• _What is required_
Search the data for the word "Pathology" and copy each line that has it.

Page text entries
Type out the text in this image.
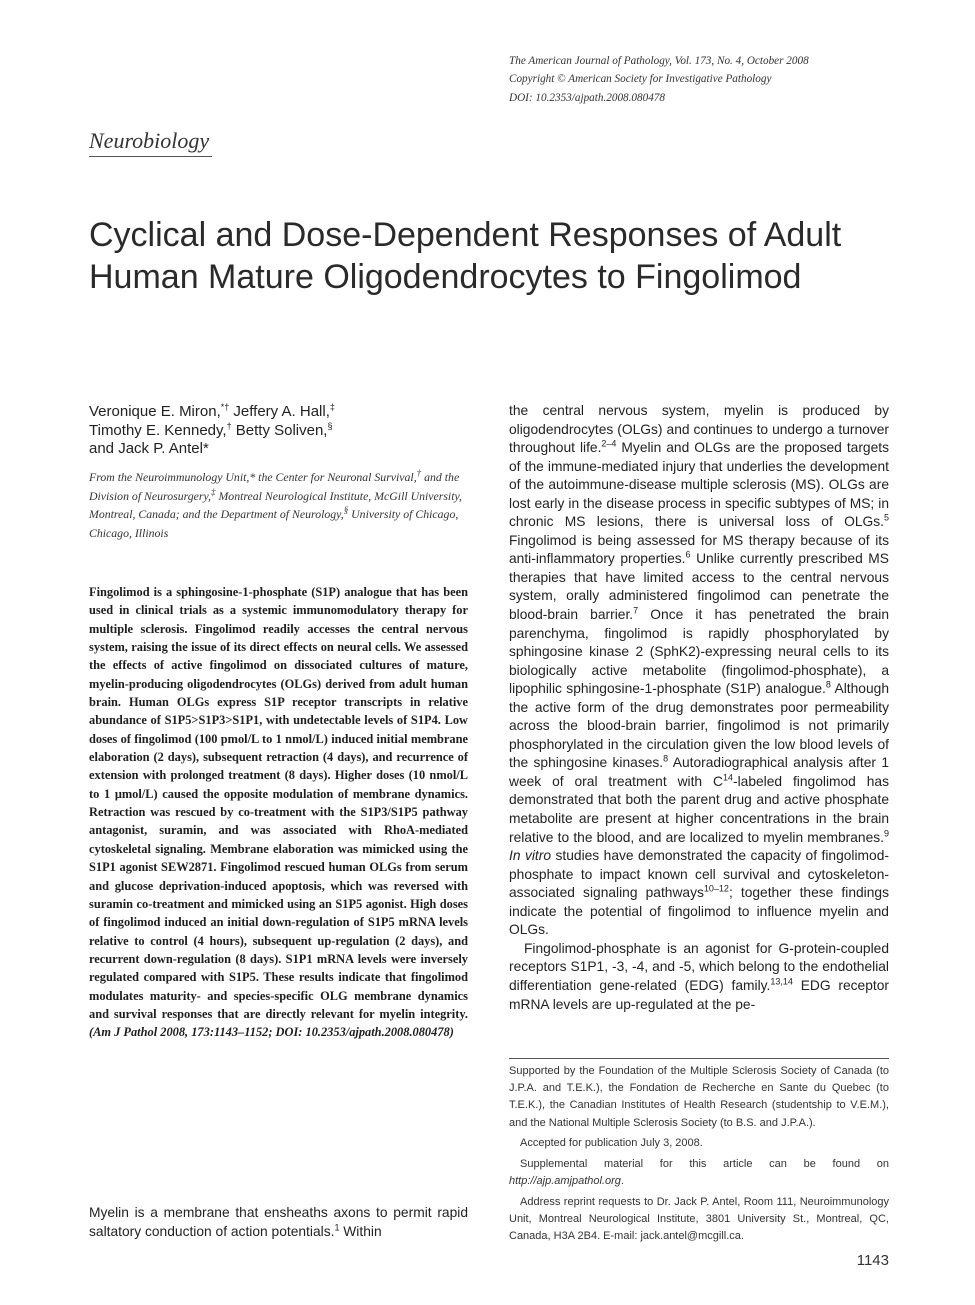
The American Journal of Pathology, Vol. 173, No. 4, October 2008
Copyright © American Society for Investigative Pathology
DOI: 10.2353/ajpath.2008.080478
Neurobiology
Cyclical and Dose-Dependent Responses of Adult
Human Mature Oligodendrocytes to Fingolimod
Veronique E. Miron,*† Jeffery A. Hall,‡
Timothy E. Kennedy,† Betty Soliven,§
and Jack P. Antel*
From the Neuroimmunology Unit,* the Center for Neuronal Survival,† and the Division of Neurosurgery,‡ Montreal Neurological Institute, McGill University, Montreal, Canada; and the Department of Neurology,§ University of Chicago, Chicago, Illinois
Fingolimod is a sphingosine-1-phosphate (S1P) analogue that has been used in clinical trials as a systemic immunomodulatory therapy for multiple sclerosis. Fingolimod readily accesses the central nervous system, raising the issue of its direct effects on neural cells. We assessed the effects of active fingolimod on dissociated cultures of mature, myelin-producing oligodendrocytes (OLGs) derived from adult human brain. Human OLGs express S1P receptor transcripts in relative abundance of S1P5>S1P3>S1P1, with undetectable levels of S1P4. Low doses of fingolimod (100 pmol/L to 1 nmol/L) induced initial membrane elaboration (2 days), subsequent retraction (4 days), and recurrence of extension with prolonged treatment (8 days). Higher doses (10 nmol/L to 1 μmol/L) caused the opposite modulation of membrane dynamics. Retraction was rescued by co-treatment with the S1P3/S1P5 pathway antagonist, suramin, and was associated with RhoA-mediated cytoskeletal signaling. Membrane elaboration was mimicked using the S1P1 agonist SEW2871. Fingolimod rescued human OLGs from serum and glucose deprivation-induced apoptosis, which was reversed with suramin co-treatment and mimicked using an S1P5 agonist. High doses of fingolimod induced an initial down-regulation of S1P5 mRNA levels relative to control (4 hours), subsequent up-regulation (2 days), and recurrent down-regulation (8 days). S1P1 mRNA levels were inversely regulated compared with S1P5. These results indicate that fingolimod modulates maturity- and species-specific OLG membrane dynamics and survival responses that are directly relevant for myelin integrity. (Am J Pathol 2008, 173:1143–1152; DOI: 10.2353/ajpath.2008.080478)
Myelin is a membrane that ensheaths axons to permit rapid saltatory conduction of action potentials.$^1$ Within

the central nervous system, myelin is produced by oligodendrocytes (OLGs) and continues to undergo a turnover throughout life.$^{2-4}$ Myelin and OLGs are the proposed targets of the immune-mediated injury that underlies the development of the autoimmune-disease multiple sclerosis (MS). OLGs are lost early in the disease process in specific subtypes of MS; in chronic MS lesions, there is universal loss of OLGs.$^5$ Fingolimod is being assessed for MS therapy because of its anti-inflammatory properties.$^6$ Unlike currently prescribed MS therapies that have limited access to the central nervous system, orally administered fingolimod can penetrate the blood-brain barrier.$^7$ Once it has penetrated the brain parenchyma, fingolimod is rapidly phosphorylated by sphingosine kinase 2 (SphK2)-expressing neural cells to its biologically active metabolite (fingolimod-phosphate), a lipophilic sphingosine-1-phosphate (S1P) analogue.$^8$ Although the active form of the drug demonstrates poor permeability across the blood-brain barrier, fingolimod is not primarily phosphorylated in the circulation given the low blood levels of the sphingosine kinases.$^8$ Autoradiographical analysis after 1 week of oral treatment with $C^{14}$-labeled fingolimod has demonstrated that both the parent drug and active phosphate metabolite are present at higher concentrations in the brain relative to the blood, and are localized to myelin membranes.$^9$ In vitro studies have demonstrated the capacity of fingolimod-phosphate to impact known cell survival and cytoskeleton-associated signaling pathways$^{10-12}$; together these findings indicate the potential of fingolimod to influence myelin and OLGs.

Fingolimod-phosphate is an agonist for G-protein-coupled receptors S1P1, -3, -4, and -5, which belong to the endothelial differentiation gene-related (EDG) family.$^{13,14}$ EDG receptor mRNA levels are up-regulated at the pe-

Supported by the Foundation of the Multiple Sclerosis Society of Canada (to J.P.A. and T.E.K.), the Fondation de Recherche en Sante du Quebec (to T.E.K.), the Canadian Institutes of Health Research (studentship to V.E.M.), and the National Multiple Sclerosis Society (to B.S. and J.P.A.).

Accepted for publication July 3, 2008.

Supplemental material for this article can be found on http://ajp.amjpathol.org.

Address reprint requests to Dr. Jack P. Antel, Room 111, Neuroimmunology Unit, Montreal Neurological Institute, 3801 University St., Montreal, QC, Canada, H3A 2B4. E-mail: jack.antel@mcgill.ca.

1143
* * *
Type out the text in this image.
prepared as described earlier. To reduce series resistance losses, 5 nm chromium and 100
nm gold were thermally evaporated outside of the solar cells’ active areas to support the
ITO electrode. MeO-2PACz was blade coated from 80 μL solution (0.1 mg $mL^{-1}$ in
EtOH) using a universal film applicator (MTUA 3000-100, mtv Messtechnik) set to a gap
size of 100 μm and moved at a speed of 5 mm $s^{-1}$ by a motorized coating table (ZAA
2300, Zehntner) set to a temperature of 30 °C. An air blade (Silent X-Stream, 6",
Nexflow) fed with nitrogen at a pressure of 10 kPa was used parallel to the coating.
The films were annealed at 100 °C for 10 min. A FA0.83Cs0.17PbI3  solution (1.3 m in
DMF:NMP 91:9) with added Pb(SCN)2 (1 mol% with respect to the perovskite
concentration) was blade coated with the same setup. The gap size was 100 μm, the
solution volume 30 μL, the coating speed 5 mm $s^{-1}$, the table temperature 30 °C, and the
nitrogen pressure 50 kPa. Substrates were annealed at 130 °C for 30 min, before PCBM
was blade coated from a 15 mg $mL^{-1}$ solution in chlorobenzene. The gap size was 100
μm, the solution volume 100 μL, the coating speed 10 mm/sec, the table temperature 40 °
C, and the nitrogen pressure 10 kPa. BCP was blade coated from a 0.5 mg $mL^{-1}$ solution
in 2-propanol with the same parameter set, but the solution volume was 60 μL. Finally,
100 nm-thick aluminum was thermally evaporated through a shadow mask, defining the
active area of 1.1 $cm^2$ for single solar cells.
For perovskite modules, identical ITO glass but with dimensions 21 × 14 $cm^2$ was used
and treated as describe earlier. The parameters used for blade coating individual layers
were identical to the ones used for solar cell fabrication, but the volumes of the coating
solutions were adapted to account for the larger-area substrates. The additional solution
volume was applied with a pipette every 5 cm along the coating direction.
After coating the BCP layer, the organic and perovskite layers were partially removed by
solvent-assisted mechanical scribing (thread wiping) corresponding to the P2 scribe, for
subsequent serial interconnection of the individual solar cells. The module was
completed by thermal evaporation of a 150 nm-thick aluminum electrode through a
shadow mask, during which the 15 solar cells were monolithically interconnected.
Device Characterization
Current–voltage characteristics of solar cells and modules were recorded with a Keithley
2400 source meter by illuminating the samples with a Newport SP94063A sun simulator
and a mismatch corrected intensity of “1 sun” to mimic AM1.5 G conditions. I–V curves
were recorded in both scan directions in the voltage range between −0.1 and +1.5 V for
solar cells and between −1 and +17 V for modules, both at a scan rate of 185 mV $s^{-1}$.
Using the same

• _Task result_
The American Journal of Pathology, Vol. 173, No. 4, October 2008
Copyright © American Society for Investigative Pathology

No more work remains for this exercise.